▸ Dataset extract
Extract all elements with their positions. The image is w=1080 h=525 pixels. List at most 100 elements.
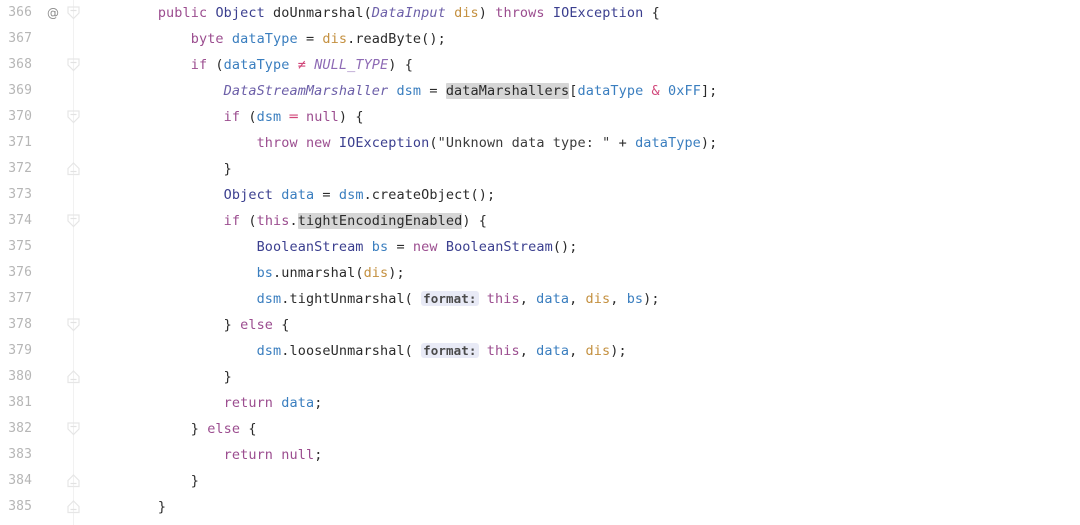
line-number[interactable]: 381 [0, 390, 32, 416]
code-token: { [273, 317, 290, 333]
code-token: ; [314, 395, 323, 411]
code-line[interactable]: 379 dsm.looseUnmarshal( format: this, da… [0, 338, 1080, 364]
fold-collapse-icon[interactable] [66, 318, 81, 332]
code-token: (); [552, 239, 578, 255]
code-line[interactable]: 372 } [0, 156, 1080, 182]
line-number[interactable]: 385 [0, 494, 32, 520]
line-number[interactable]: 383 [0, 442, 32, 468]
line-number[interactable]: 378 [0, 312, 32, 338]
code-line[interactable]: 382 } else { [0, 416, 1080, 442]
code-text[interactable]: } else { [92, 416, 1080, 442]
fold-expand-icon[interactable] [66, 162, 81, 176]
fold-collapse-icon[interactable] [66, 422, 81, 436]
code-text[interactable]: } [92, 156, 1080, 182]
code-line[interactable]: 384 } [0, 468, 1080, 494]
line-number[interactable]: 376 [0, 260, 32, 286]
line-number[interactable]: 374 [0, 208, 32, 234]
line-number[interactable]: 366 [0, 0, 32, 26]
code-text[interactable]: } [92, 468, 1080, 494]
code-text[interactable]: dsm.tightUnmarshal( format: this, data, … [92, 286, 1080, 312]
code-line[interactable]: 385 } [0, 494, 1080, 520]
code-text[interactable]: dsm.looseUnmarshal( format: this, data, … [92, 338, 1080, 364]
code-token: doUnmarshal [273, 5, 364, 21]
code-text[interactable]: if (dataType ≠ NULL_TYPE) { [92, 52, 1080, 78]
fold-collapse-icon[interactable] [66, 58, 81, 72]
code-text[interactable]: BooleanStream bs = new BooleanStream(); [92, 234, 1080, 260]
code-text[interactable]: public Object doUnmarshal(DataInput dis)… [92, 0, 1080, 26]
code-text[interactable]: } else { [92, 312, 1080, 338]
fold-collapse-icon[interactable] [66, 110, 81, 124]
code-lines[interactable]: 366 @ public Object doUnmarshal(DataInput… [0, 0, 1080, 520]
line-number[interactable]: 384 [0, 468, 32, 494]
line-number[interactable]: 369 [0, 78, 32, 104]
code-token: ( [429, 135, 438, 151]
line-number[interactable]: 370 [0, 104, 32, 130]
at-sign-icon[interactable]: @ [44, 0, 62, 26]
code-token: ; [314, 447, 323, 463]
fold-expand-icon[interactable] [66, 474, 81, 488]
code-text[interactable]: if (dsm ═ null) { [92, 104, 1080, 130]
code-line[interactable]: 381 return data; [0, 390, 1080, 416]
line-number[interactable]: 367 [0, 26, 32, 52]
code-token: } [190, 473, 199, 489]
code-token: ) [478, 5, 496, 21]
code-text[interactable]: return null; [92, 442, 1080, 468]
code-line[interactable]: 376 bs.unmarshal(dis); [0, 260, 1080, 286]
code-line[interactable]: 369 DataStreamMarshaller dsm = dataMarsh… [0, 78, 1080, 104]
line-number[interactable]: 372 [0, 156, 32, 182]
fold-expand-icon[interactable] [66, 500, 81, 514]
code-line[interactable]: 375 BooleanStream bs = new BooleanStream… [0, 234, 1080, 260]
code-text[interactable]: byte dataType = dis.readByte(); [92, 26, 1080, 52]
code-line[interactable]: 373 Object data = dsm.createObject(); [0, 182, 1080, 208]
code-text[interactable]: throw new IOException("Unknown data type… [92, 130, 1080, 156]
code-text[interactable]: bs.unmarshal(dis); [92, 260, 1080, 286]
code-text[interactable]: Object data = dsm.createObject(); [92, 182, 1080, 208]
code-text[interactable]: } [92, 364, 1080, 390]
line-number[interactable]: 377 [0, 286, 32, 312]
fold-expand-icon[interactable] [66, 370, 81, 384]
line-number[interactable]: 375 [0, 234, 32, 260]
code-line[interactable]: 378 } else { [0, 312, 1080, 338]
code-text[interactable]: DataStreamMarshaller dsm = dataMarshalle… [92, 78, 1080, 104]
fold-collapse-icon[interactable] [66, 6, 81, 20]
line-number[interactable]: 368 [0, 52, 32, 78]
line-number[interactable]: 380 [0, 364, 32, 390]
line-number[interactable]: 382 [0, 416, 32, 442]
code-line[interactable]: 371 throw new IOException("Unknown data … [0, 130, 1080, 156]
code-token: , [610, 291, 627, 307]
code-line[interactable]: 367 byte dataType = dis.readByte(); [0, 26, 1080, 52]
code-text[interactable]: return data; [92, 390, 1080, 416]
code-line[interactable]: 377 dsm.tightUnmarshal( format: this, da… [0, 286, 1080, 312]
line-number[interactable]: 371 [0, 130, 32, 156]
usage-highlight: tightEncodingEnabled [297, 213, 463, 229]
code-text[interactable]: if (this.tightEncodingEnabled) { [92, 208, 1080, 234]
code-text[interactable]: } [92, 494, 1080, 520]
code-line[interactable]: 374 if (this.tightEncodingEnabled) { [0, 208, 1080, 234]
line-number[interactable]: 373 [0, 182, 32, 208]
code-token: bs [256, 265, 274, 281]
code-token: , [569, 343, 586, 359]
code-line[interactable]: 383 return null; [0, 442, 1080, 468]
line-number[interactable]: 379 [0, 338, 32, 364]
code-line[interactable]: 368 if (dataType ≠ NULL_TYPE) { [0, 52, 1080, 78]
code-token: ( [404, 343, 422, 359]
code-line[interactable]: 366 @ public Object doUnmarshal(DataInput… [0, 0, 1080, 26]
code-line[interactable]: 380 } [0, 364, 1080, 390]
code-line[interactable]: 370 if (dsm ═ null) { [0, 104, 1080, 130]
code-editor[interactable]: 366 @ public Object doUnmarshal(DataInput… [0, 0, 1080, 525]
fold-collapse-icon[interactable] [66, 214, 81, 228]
---
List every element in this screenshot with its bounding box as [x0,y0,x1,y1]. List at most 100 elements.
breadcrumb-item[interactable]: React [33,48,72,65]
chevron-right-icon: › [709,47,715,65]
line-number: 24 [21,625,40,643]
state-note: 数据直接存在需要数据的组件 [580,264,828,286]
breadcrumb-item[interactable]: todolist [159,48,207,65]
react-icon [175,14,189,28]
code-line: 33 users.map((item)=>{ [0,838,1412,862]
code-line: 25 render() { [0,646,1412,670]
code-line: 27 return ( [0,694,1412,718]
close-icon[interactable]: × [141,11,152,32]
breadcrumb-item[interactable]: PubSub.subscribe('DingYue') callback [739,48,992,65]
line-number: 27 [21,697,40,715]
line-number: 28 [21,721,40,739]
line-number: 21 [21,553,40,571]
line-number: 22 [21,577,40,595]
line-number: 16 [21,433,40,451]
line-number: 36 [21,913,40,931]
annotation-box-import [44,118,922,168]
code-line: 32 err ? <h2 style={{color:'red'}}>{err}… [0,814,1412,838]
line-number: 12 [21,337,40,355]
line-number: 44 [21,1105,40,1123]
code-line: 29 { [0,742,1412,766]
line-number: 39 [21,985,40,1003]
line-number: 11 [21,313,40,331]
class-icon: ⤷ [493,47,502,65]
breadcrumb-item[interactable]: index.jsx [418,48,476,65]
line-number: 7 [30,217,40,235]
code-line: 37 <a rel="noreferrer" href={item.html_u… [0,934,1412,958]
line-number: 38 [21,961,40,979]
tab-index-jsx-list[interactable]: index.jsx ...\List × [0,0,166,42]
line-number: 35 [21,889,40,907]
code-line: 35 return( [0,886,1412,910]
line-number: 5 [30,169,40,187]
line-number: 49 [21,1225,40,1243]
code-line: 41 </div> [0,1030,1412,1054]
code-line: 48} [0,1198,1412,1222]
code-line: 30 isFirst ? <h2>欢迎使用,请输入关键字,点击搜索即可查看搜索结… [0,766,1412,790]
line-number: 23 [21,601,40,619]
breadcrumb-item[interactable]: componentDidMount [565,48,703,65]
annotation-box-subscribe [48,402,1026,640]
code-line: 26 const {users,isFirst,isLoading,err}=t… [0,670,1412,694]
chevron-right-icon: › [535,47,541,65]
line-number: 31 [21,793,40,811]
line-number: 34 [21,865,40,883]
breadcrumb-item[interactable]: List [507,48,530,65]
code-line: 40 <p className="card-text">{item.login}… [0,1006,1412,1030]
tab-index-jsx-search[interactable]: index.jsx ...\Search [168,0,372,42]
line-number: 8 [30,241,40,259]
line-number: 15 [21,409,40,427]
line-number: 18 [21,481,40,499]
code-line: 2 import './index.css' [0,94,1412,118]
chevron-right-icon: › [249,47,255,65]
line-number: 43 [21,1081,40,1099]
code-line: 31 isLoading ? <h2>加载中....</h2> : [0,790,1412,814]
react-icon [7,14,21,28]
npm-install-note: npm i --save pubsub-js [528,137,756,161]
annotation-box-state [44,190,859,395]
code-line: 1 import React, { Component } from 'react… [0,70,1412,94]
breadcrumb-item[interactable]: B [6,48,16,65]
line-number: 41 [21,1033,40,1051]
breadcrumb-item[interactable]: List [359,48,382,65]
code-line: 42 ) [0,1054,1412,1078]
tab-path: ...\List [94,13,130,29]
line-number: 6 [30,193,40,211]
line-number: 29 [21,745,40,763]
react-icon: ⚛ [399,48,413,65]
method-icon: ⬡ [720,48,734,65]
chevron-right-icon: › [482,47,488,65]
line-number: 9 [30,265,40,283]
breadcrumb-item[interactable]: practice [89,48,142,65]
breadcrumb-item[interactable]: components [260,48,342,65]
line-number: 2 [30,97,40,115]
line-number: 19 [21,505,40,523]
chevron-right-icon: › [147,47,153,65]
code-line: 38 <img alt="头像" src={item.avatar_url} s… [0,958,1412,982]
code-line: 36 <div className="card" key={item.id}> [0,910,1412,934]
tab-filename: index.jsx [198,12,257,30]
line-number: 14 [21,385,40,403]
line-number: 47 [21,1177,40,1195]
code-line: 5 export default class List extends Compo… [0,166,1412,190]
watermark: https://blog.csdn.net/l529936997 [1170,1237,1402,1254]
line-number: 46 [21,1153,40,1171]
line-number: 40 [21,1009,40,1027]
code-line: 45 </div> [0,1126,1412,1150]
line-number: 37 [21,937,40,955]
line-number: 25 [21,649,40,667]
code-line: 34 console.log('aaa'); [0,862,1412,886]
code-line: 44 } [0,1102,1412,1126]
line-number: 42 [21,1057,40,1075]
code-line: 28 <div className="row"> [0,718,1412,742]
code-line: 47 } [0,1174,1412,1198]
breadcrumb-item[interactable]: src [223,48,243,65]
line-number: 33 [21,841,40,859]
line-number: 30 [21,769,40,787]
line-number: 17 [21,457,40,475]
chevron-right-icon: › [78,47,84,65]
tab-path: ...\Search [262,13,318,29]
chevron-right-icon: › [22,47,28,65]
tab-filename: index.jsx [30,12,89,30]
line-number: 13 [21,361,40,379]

▸ Written exercise
Copy out unchanged everything from the row containing "List every element" down to the row containing "line-number: 8 [30,241,40,259]", both of those rows included.

▸ Task output
List every element in this screenshot with its bounding box as [x0,y0,x1,y1]. List at most 100 elements.
breadcrumb-item[interactable]: React [33,48,72,65]
chevron-right-icon: › [709,47,715,65]
line-number: 24 [21,625,40,643]
state-note: 数据直接存在需要数据的组件 [580,264,828,286]
breadcrumb-item[interactable]: todolist [159,48,207,65]
react-icon [175,14,189,28]
code-line: 33 users.map((item)=>{ [0,838,1412,862]
code-line: 25 render() { [0,646,1412,670]
code-line: 27 return ( [0,694,1412,718]
close-icon[interactable]: × [141,11,152,32]
breadcrumb-item[interactable]: PubSub.subscribe('DingYue') callback [739,48,992,65]
line-number: 27 [21,697,40,715]
line-number: 28 [21,721,40,739]
line-number: 21 [21,553,40,571]
line-number: 22 [21,577,40,595]
line-number: 16 [21,433,40,451]
line-number: 36 [21,913,40,931]
annotation-box-import [44,118,922,168]
code-line: 32 err ? <h2 style={{color:'red'}}>{err}… [0,814,1412,838]
line-number: 12 [21,337,40,355]
line-number: 44 [21,1105,40,1123]
code-line: 29 { [0,742,1412,766]
line-number: 39 [21,985,40,1003]
line-number: 11 [21,313,40,331]
class-icon: ⤷ [493,47,502,65]
breadcrumb-item[interactable]: index.jsx [418,48,476,65]
line-number: 7 [30,217,40,235]
code-line: 37 <a rel="noreferrer" href={item.html_u… [0,934,1412,958]
line-number: 38 [21,961,40,979]
tab-index-jsx-list[interactable]: index.jsx ...\List × [0,0,166,42]
line-number: 35 [21,889,40,907]
code-line: 35 return( [0,886,1412,910]
line-number: 5 [30,169,40,187]
line-number: 49 [21,1225,40,1243]
code-line: 41 </div> [0,1030,1412,1054]
code-line: 48} [0,1198,1412,1222]
code-line: 30 isFirst ? <h2>欢迎使用,请输入关键字,点击搜索即可查看搜索结… [0,766,1412,790]
line-number: 23 [21,601,40,619]
breadcrumb-item[interactable]: componentDidMount [565,48,703,65]
annotation-box-subscribe [48,402,1026,640]
code-line: 26 const {users,isFirst,isLoading,err}=t… [0,670,1412,694]
chevron-right-icon: › [535,47,541,65]
line-number: 31 [21,793,40,811]
line-number: 34 [21,865,40,883]
breadcrumb-item[interactable]: List [507,48,530,65]
code-line: 40 <p className="card-text">{item.login}… [0,1006,1412,1030]
tab-index-jsx-search[interactable]: index.jsx ...\Search [168,0,372,42]
line-number: 8 [30,241,40,259]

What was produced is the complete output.